▶ **REQUIREMENTS**
In your copy, include every line of the listing below exactly but none of the pictures.

▶ **Dataset items**
━━━━━━━━━━━━━━━━━━━━━━━━━━━━━━

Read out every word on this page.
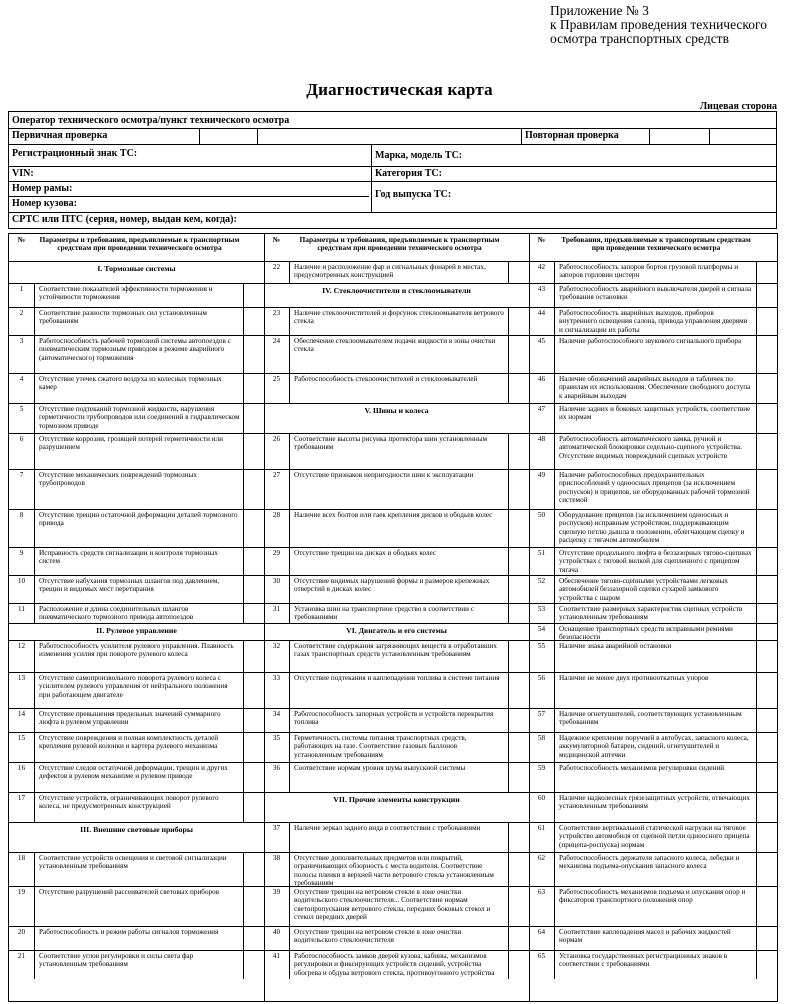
Приложение № 3
к Правилам проведения технического
осмотра транспортных средств
Диагностическая карта
Лицевая сторона
Оператор технического осмотра/пункт технического осмотра
Первичная проверка	Повторная проверка
Регистрационный знак ТС:	Марка, модель ТС:
VIN:	Категория ТС:
Номер рамы:
Год выпуска ТС:
Номер кузова:
СРТС или ПТС (серия, номер, выдан кем, когда):
№	Параметры и требования, предъявляемые к транспортным средствам при проведении технического осмотра
I. Тормозные системы
1	Соответствие показателей эффективности торможения и устойчивости торможения
2	Соответствие разности тормозных сил установленным требованиям
3	Работоспособность рабочей тормозной системы автопоездов с пневматическим тормозным приводом в режиме аварийного (автоматического) торможения
4	Отсутствие утечек сжатого воздуха из колесных тормозных камер
5	Отсутствие подтеканий тормозной жидкости, нарушения герметичности трубопроводов или соединений в гидравлическом тормозном приводе
6	Отсутствие коррозии, грозящей потерей герметичности или разрушением
7	Отсутствие механических повреждений тормозных трубопроводов
8	Отсутствие трещин остаточной деформации деталей тормозного привода
9	Исправность средств сигнализации и контроля тормозных систем
10	Отсутствие набухания тормозных шлангов под давлением, трещин и видимых мест перетирания
11	Расположение и длина соединительных шлангов пневматического тормозного привода автопоездов
II. Рулевое управление
12	Работоспособность усилителя рулевого управления. Плавность изменения усилия при повороте рулевого колеса
13	Отсутствие самопроизвольного поворота рулевого колеса с усилителем рулевого управления от нейтрального положения при работающем двигателе
14	Отсутствие превышения предельных значений суммарного люфта в рулевом управлении
15	Отсутствие повреждения и полная комплектность деталей крепления рулевой колонки и картера рулевого механизма
16	Отсутствие следов остаточной деформации, трещин и других дефектов в рулевом механизме и рулевом приводе
17	Отсутствие устройств, ограничивающих поворот рулевого колеса, не предусмотренных конструкцией
III. Внешние световые приборы
18	Соответствие устройств освещения и световой сигнализации установленным требованиям
19	Отсутствие разрушений рассеивателей световых приборов
20	Работоспособность и режим работы сигналов торможения
21	Соответствие углов регулировки и силы света фар установленным требованиям
№	Параметры и требования, предъявляемые к транспортным средствам при проведении технического осмотра
22	Наличие и расположение фар и сигнальных фонарей в местах, предусмотренных конструкцией
IV. Стеклоочистители и стеклоомыватели
23	Наличие стеклоочистителей и форсунок стеклоомывателя ветрового стекла
24	Обеспечение стеклоомывателем подачи жидкости в зоны очистки стекла
25	Работоспособность стеклоочистителей и стеклоомывателей
V. Шины и колеса
26	Соответствие высоты рисунка протектора шин установленным требованиям
27	Отсутствие признаков непригодности шин к эксплуатации
28	Наличие всех болтов или гаек крепления дисков и ободьев колес
29	Отсутствие трещин на дисках и ободьях колес
30	Отсутствие видимых нарушений формы и размеров крепежных отверстий в дисках колес
31	Установка шин на транспортное средство в соответствии с требованиями
VI. Двигатель и его системы
32	Соответствие содержания загрязняющих веществ в отработавших газах транспортных средств установленным требованиям
33	Отсутствие подтекания и каплепадения топлива в системе питания
34	Работоспособность запорных устройств и устройств перекрытия топлива
35	Герметичность системы питания транспортных средств, работающих на газе. Соответствие газовых баллонов установленным требованиям
36	Соответствие нормам уровня шума выпускной системы
VII. Прочие элементы конструкции
37	Наличие зеркал заднего вида в соответствии с требованиями
38	Отсутствие дополнительных предметов или покрытий, ограничивающих обзорность с места водителя. Соответствие полосы пленки в верхней части ветрового стекла установленным требованиям
39	Отсутствие трещин на ветровом стекле в зоне очистки водительского стеклоочистителя... Соответствие нормам светопропускания ветрового стекла, передних боковых стекол и стекол передних дверей
40	Отсутствие трещин на ветровом стекле в зоне очистки водительского стеклоочистителя
41	Работоспособность замков дверей кузова, кабины, механизмов регулировки и фиксирующих устройств сидений, устройства обогрева и обдува ветрового стекла, противоугонного устройства
№	Требования, предъявляемые к транспортным средствам при проведении технического осмотра
42	Работоспособность запоров бортов грузовой платформы и запоров горловин цистерн
43	Работоспособность аварийного выключателя дверей и сигнала требования остановки
44	Работоспособность аварийных выходов, приборов внутреннего освещения салона, привода управления дверями и сигнализации их работы
45	Наличие работоспособного звукового сигнального прибора
46	Наличие обозначений аварийных выходов и табличек по правилам их использования. Обеспечение свободного доступа к аварийным выходам
47	Наличие задних и боковых защитных устройств, соответствие их нормам
48	Работоспособность автоматического замка, ручной и автоматической блокировки седельно-сцепного устройства. Отсутствие видимых повреждений сцепных устройств
49	Наличие работоспособных предохранительных приспособлений у одноосных прицепов (за исключением роспусков) и прицепов, не оборудованных рабочей тормозной системой
50	Оборудование прицепов (за исключением одноосных и роспусков) исправным устройством, поддерживающим сцепную петлю дышла в положении, облегчающем сцепку и расцепку с тягачом автомобилем
51	Отсутствие продольного люфта в беззазорных тягово-сцепных устройствах с тяговой вилкой для сцепленного с прицепом тягача
52	Обеспечение тягово-сцепными устройствами легковых автомобилей беззазорной сцепки сухарей замкового устройства с шаром
53	Соответствие размерных характеристик сцепных устройств установленным требованиям
54	Оснащение транспортных средств исправными ремнями безопасности
55	Наличие знака аварийной остановки
56	Наличие не менее двух противооткатных упоров
57	Наличие огнетушителей, соответствующих установленным требованиям
58	Надежное крепление поручней в автобусах, запасного колеса, аккумуляторной батареи, сидений, огнетушителей и медицинской аптечки
59	Работоспособность механизмов регулировки сидений
60	Наличие надколесных грязезащитных устройств, отвечающих установленным требованиям
61	Соответствие вертикальной статической нагрузки на тяговое устройство автомобиля от сцепной петли одноосного прицепа (прицепа-роспуска) нормам
62	Работоспособность держателя запасного колеса, лебедки и механизма подъема-опускания запасного колеса
63	Работоспособность механизмов подъема и опускания опор и фиксаторов транспортного положения опор
64	Соответствие каплепадения масел и рабочих жидкостей нормам
65	Установка государственных регистрационных знаков в соответствии с требованиями
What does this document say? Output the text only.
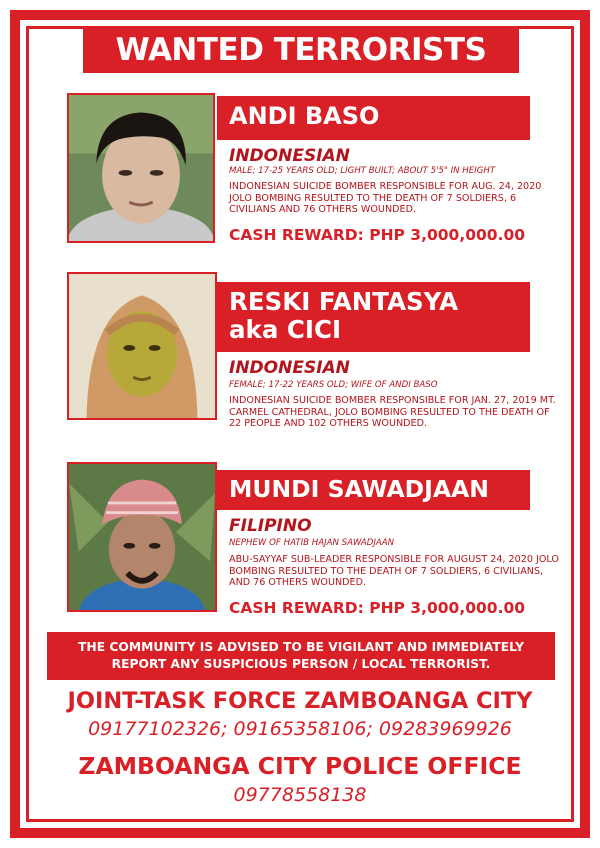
WANTED TERRORISTS
ANDI BASO
INDONESIAN
MALE; 17-25 YEARS OLD; LIGHT BUILT; ABOUT 5'5" IN HEIGHT
INDONESIAN SUICIDE BOMBER RESPONSIBLE FOR AUG. 24, 2020 JOLO BOMBING RESULTED TO THE DEATH OF 7 SOLDIERS, 6 CIVILIANS AND 76 OTHERS WOUNDED.
CASH REWARD: PHP 3,000,000.00
RESKI FANTASYA
aka CICI
INDONESIAN
FEMALE; 17-22 YEARS OLD; WIFE OF ANDI BASO
INDONESIAN SUICIDE BOMBER RESPONSIBLE FOR JAN. 27, 2019 MT. CARMEL CATHEDRAL, JOLO BOMBING RESULTED TO THE DEATH OF 22 PEOPLE AND 102 OTHERS WOUNDED.
MUNDI SAWADJAAN
FILIPINO
NEPHEW OF HATIB HAJAN SAWADJAAN
ABU-SAYYAF SUB-LEADER RESPONSIBLE FOR AUGUST 24, 2020 JOLO BOMBING RESULTED TO THE DEATH OF 7 SOLDIERS, 6 CIVILIANS, AND 76 OTHERS WOUNDED.
CASH REWARD: PHP 3,000,000.00
THE COMMUNITY IS ADVISED TO BE VIGILANT AND IMMEDIATELY
REPORT ANY SUSPICIOUS PERSON / LOCAL TERRORIST.
JOINT-TASK FORCE ZAMBOANGA CITY
09177102326; 09165358106; 09283969926
ZAMBOANGA CITY POLICE OFFICE
09778558138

━━━━━━━━━━━━━━━━━━━━━━━━━━━━━━

▶ **RESULT**
Read out every word on this page.
Приложение № 3
к Правилам проведения технического
осмотра транспортных средств
Диагностическая карта
Лицевая сторона
Оператор технического осмотра/пункт технического осмотра
Первичная проверка	Повторная проверка
Регистрационный знак ТС:	Марка, модель ТС:
VIN:	Категория ТС:
Номер рамы:
Год выпуска ТС:
Номер кузова:
СРТС или ПТС (серия, номер, выдан кем, когда):
№	Параметры и требования, предъявляемые к транспортным средствам при проведении технического осмотра
I. Тормозные системы
1	Соответствие показателей эффективности торможения и устойчивости торможения
2	Соответствие разности тормозных сил установленным требованиям
3	Работоспособность рабочей тормозной системы автопоездов с пневматическим тормозным приводом в режиме аварийного (автоматического) торможения
4	Отсутствие утечек сжатого воздуха из колесных тормозных камер
5	Отсутствие подтеканий тормозной жидкости, нарушения герметичности трубопроводов или соединений в гидравлическом тормозном приводе
6	Отсутствие коррозии, грозящей потерей герметичности или разрушением
7	Отсутствие механических повреждений тормозных трубопроводов
8	Отсутствие трещин остаточной деформации деталей тормозного привода
9	Исправность средств сигнализации и контроля тормозных систем
10	Отсутствие набухания тормозных шлангов под давлением, трещин и видимых мест перетирания
11	Расположение и длина соединительных шлангов пневматического тормозного привода автопоездов
II. Рулевое управление
12	Работоспособность усилителя рулевого управления. Плавность изменения усилия при повороте рулевого колеса
13	Отсутствие самопроизвольного поворота рулевого колеса с усилителем рулевого управления от нейтрального положения при работающем двигателе
14	Отсутствие превышения предельных значений суммарного люфта в рулевом управлении
15	Отсутствие повреждения и полная комплектность деталей крепления рулевой колонки и картера рулевого механизма
16	Отсутствие следов остаточной деформации, трещин и других дефектов в рулевом механизме и рулевом приводе
17	Отсутствие устройств, ограничивающих поворот рулевого колеса, не предусмотренных конструкцией
III. Внешние световые приборы
18	Соответствие устройств освещения и световой сигнализации установленным требованиям
19	Отсутствие разрушений рассеивателей световых приборов
20	Работоспособность и режим работы сигналов торможения
21	Соответствие углов регулировки и силы света фар установленным требованиям
№	Параметры и требования, предъявляемые к транспортным средствам при проведении технического осмотра
22	Наличие и расположение фар и сигнальных фонарей в местах, предусмотренных конструкцией
IV. Стеклоочистители и стеклоомыватели
23	Наличие стеклоочистителей и форсунок стеклоомывателя ветрового стекла
24	Обеспечение стеклоомывателем подачи жидкости в зоны очистки стекла
25	Работоспособность стеклоочистителей и стеклоомывателей
V. Шины и колеса
26	Соответствие высоты рисунка протектора шин установленным требованиям
27	Отсутствие признаков непригодности шин к эксплуатации
28	Наличие всех болтов или гаек крепления дисков и ободьев колес
29	Отсутствие трещин на дисках и ободьях колес
30	Отсутствие видимых нарушений формы и размеров крепежных отверстий в дисках колес
31	Установка шин на транспортное средство в соответствии с требованиями
VI. Двигатель и его системы
32	Соответствие содержания загрязняющих веществ в отработавших газах транспортных средств установленным требованиям
33	Отсутствие подтекания и каплепадения топлива в системе питания
34	Работоспособность запорных устройств и устройств перекрытия топлива
35	Герметичность системы питания транспортных средств, работающих на газе. Соответствие газовых баллонов установленным требованиям
36	Соответствие нормам уровня шума выпускной системы
VII. Прочие элементы конструкции
37	Наличие зеркал заднего вида в соответствии с требованиями
38	Отсутствие дополнительных предметов или покрытий, ограничивающих обзорность с места водителя. Соответствие полосы пленки в верхней части ветрового стекла установленным требованиям
39	Отсутствие трещин на ветровом стекле в зоне очистки водительского стеклоочистителя... Соответствие нормам светопропускания ветрового стекла, передних боковых стекол и стекол передних дверей
40	Отсутствие трещин на ветровом стекле в зоне очистки водительского стеклоочистителя
41	Работоспособность замков дверей кузова, кабины, механизмов регулировки и фиксирующих устройств сидений, устройства обогрева и обдува ветрового стекла, противоугонного устройства
№	Требования, предъявляемые к транспортным средствам при проведении технического осмотра
42	Работоспособность запоров бортов грузовой платформы и запоров горловин цистерн
43	Работоспособность аварийного выключателя дверей и сигнала требования остановки
44	Работоспособность аварийных выходов, приборов внутреннего освещения салона, привода управления дверями и сигнализации их работы
45	Наличие работоспособного звукового сигнального прибора
46	Наличие обозначений аварийных выходов и табличек по правилам их использования. Обеспечение свободного доступа к аварийным выходам
47	Наличие задних и боковых защитных устройств, соответствие их нормам
48	Работоспособность автоматического замка, ручной и автоматической блокировки седельно-сцепного устройства. Отсутствие видимых повреждений сцепных устройств
49	Наличие работоспособных предохранительных приспособлений у одноосных прицепов (за исключением роспусков) и прицепов, не оборудованных рабочей тормозной системой
50	Оборудование прицепов (за исключением одноосных и роспусков) исправным устройством, поддерживающим сцепную петлю дышла в положении, облегчающем сцепку и расцепку с тягачом автомобилем
51	Отсутствие продольного люфта в беззазорных тягово-сцепных устройствах с тяговой вилкой для сцепленного с прицепом тягача
52	Обеспечение тягово-сцепными устройствами легковых автомобилей беззазорной сцепки сухарей замкового устройства с шаром
53	Соответствие размерных характеристик сцепных устройств установленным требованиям
54	Оснащение транспортных средств исправными ремнями безопасности
55	Наличие знака аварийной остановки
56	Наличие не менее двух противооткатных упоров
57	Наличие огнетушителей, соответствующих установленным требованиям
58	Надежное крепление поручней в автобусах, запасного колеса, аккумуляторной батареи, сидений, огнетушителей и медицинской аптечки
59	Работоспособность механизмов регулировки сидений
60	Наличие надколесных грязезащитных устройств, отвечающих установленным требованиям
61	Соответствие вертикальной статической нагрузки на тяговое устройство автомобиля от сцепной петли одноосного прицепа (прицепа-роспуска) нормам
62	Работоспособность держателя запасного колеса, лебедки и механизма подъема-опускания запасного колеса
63	Работоспособность механизмов подъема и опускания опор и фиксаторов транспортного положения опор
64	Соответствие каплепадения масел и рабочих жидкостей нормам
65	Установка государственных регистрационных знаков в соответствии с требованиями
What does this document say? Output the text only.
WANTED TERRORISTS
ANDI BASO
INDONESIAN
MALE; 17-25 YEARS OLD; LIGHT BUILT; ABOUT 5'5" IN HEIGHT
INDONESIAN SUICIDE BOMBER RESPONSIBLE FOR AUG. 24, 2020 JOLO BOMBING RESULTED TO THE DEATH OF 7 SOLDIERS, 6 CIVILIANS AND 76 OTHERS WOUNDED.
CASH REWARD: PHP 3,000,000.00
RESKI FANTASYA
aka CICI
INDONESIAN
FEMALE; 17-22 YEARS OLD; WIFE OF ANDI BASO
INDONESIAN SUICIDE BOMBER RESPONSIBLE FOR JAN. 27, 2019 MT. CARMEL CATHEDRAL, JOLO BOMBING RESULTED TO THE DEATH OF 22 PEOPLE AND 102 OTHERS WOUNDED.
MUNDI SAWADJAAN
FILIPINO
NEPHEW OF HATIB HAJAN SAWADJAAN
ABU-SAYYAF SUB-LEADER RESPONSIBLE FOR AUGUST 24, 2020 JOLO BOMBING RESULTED TO THE DEATH OF 7 SOLDIERS, 6 CIVILIANS, AND 76 OTHERS WOUNDED.
CASH REWARD: PHP 3,000,000.00
THE COMMUNITY IS ADVISED TO BE VIGILANT AND IMMEDIATELY
REPORT ANY SUSPICIOUS PERSON / LOCAL TERRORIST.
JOINT-TASK FORCE ZAMBOANGA CITY
09177102326; 09165358106; 09283969926
ZAMBOANGA CITY POLICE OFFICE
09778558138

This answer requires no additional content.